Short exercise: Among the entries below, find the lines with "screenshot" and copy them.
* begin Data section *
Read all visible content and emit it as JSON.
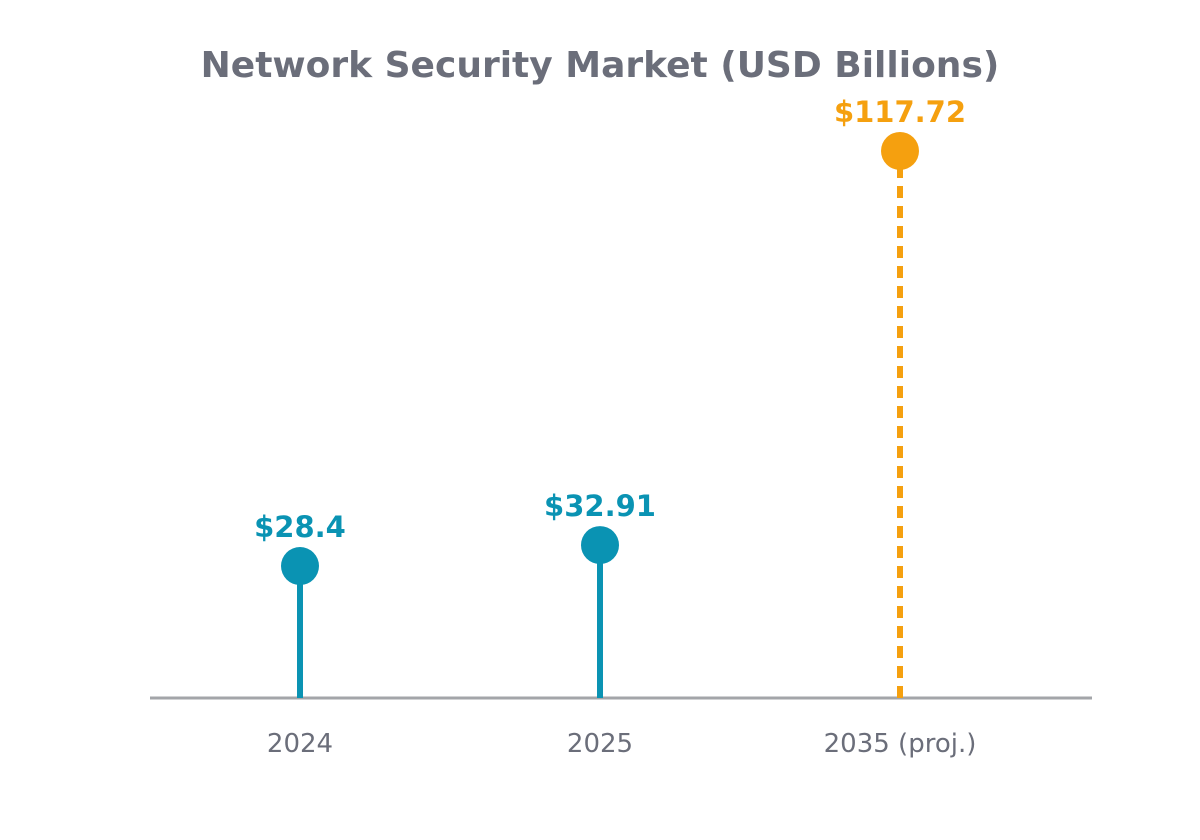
{
  "chart_data": {
    "type": "lollipop",
    "title": "Network Security Market (USD Billions)",
    "xlabel": "",
    "ylabel": "",
    "categories": [
      "2024",
      "2025",
      "2035 (proj.)"
    ],
    "values": [
      28.4,
      32.91,
      117.72
    ],
    "value_labels": [
      "$28.4",
      "$32.91",
      "$117.72"
    ],
    "projected": [
      false,
      false,
      true
    ],
    "ylim": [
      0,
      136
    ],
    "grid": false,
    "colors": {
      "actual": "#0a93b3",
      "projected": "#f5a00f",
      "title": "#6b6e7a",
      "tick": "#6b6e7a",
      "axis": "#a3a5a9"
    }
  }
}
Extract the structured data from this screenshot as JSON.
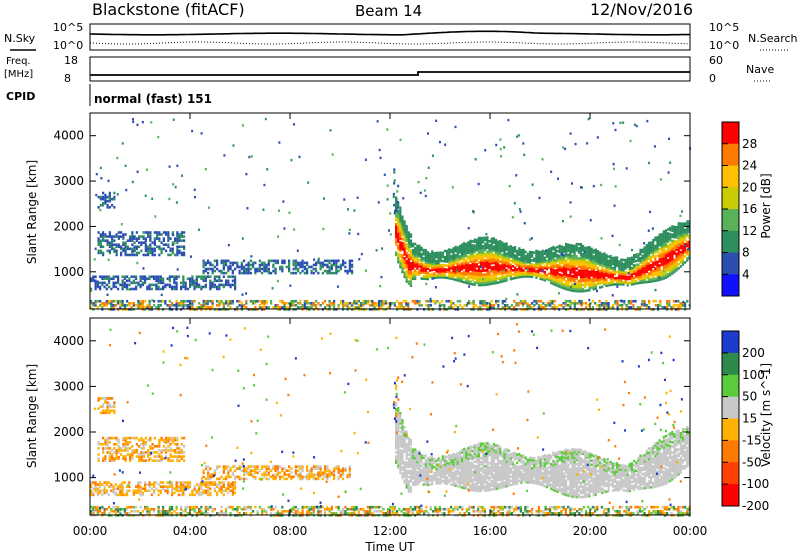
{
  "header": {
    "radar": "Blackstone (fitACF)",
    "beam": "Beam 14",
    "date": "12/Nov/2016"
  },
  "noise_panel": {
    "left_label": "N.Sky",
    "right_label": "N.Search",
    "left_ticks": [
      "10^5",
      "10^0"
    ],
    "right_ticks": [
      "10^5",
      "10^0"
    ]
  },
  "freq_panel": {
    "left_label_line1": "Freq.",
    "left_label_line2": "[MHz]",
    "left_ticks": [
      "18",
      "8"
    ],
    "right_label": "Nave",
    "right_ticks": [
      "60",
      "0"
    ]
  },
  "cpid_panel": {
    "label": "CPID",
    "text": "normal (fast) 151"
  },
  "xaxis": {
    "label": "Time UT",
    "ticks": [
      "00:00",
      "04:00",
      "08:00",
      "12:00",
      "16:00",
      "20:00",
      "00:00"
    ]
  },
  "chart_data": [
    {
      "type": "heatmap",
      "name": "power",
      "ylabel": "Slant Range [km]",
      "yticks": [
        "4000",
        "3000",
        "2000",
        "1000"
      ],
      "ylim": [
        180,
        4500
      ],
      "xlim_hours": [
        0,
        24
      ],
      "colorbar_label": "Power [dB]",
      "colorbar_ticks": [
        "28",
        "24",
        "20",
        "16",
        "12",
        "8",
        "4"
      ],
      "colorbar_colors": [
        "#ff0000",
        "#ff7a00",
        "#ffc000",
        "#c8cc00",
        "#59b259",
        "#2e8f5e",
        "#2a4fb0",
        "#1010ff"
      ],
      "scatter_bands": [
        {
          "t0": 0.0,
          "t1": 24.0,
          "r0": 200,
          "r1": 400,
          "level": "mixed"
        },
        {
          "t0": 0.0,
          "t1": 5.8,
          "r0": 650,
          "r1": 950,
          "level": "low"
        },
        {
          "t0": 0.3,
          "t1": 1.0,
          "r0": 2450,
          "r1": 2800,
          "level": "low"
        },
        {
          "t0": 0.3,
          "t1": 3.8,
          "r0": 1400,
          "r1": 1900,
          "level": "low"
        },
        {
          "t0": 4.5,
          "t1": 10.5,
          "r0": 1000,
          "r1": 1300,
          "level": "low"
        }
      ],
      "main_echo": [
        [
          12.2,
          1900
        ],
        [
          12.7,
          1200
        ],
        [
          13.5,
          1050
        ],
        [
          16,
          1150
        ],
        [
          19.5,
          1000
        ],
        [
          21.5,
          900
        ],
        [
          23,
          1300
        ],
        [
          24,
          1650
        ]
      ]
    },
    {
      "type": "heatmap",
      "name": "velocity",
      "ylabel": "Slant Range [km]",
      "yticks": [
        "4000",
        "3000",
        "2000",
        "1000"
      ],
      "ylim": [
        180,
        4500
      ],
      "xlim_hours": [
        0,
        24
      ],
      "colorbar_label": "Velocity [m s^-1]",
      "colorbar_ticks": [
        "200",
        "100",
        "50",
        "15",
        "-15",
        "-50",
        "-100",
        "-200"
      ],
      "colorbar_colors": [
        "#1e3ccc",
        "#2e8a4a",
        "#5acc3a",
        "#c8c8c8",
        "#ffb000",
        "#ff7a00",
        "#ff4000",
        "#ff0000"
      ],
      "main_echo_velocity": "-15 to 15"
    }
  ]
}
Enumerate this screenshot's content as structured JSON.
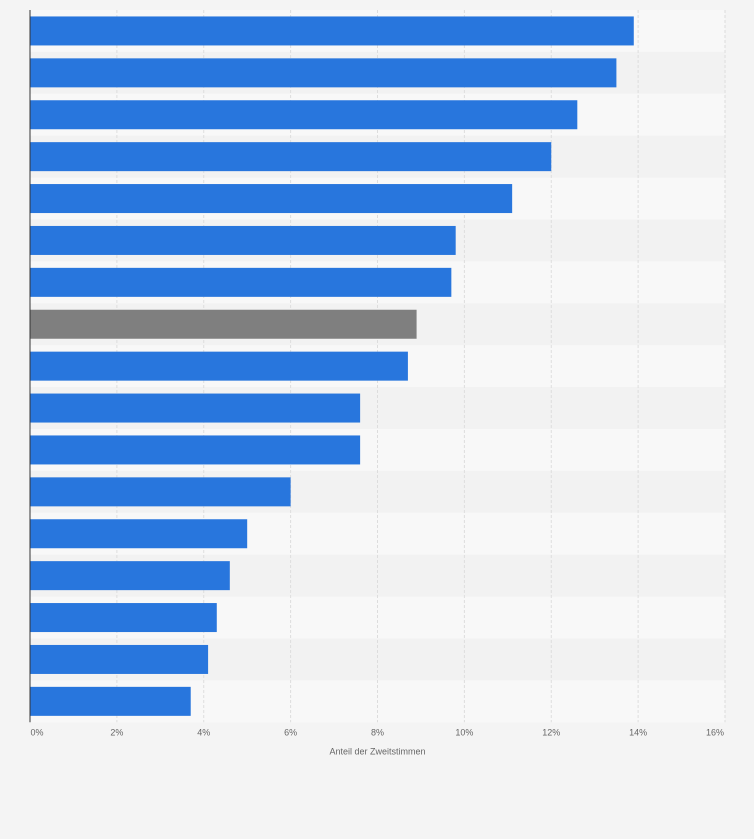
{
  "chart_data": {
    "type": "bar",
    "orientation": "horizontal",
    "title": "",
    "xlabel": "Anteil der Zweitstimmen",
    "ylabel": "",
    "xlim": [
      0,
      16
    ],
    "x_ticks": [
      0,
      2,
      4,
      6,
      8,
      10,
      12,
      14,
      16
    ],
    "x_tick_labels": [
      "0%",
      "2%",
      "4%",
      "6%",
      "8%",
      "10%",
      "12%",
      "14%",
      "16%"
    ],
    "grid": true,
    "categories": [
      "",
      "",
      "",
      "",
      "",
      "",
      "",
      "",
      "",
      "",
      "",
      "",
      "",
      "",
      "",
      "",
      ""
    ],
    "values": [
      13.9,
      13.5,
      12.6,
      12.0,
      11.1,
      9.8,
      9.7,
      8.9,
      8.7,
      7.6,
      7.6,
      6.0,
      5.0,
      4.6,
      4.3,
      4.1,
      3.7
    ],
    "highlight_index": 7,
    "colors": {
      "bar": "#2876dd",
      "highlight": "#7f7f7f",
      "background": "#f4f4f4",
      "band_light": "#f8f8f8",
      "band_dark": "#f2f2f2",
      "grid": "#dddddd",
      "axis": "#333333"
    }
  }
}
* end Data section *
Answer to the problem:
Extract the structured data from this screenshot as JSON.
Enumerate this screenshot's content as structured JSON.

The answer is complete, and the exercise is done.